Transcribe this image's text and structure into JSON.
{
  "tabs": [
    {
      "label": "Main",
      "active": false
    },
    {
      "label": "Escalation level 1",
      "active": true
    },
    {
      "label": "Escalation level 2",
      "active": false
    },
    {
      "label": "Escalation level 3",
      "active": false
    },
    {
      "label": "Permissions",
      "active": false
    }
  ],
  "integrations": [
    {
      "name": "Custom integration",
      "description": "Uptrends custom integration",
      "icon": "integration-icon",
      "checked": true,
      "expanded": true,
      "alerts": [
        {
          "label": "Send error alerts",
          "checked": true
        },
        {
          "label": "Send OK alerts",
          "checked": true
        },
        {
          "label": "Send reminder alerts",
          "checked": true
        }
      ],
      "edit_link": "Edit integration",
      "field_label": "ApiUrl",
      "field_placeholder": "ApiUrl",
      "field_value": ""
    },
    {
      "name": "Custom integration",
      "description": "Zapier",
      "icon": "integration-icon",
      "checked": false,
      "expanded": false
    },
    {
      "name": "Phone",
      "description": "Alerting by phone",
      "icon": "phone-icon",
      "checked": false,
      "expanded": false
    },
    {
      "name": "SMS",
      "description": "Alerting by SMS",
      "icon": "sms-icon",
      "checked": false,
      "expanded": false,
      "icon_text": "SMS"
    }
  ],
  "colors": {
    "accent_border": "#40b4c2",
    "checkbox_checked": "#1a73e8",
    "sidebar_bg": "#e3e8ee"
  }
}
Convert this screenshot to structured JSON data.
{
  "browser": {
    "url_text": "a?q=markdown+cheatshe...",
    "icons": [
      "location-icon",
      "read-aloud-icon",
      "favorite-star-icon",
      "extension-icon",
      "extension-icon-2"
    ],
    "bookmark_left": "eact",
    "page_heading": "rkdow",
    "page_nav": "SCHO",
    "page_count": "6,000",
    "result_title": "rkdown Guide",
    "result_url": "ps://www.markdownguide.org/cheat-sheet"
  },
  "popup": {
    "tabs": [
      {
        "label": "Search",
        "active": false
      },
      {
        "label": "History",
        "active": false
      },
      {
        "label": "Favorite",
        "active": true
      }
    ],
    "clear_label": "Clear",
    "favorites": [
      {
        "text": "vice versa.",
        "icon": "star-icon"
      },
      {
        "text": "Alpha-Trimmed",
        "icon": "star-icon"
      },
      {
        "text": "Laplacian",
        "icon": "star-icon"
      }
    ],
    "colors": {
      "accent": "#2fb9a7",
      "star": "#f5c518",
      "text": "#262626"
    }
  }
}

###

*Goal*. Show all lines from the listing above in which "JSON" appears.

*Solution below*.
Transcribe this image's text and structure into JSON.
Convert this screenshot to structured JSON data.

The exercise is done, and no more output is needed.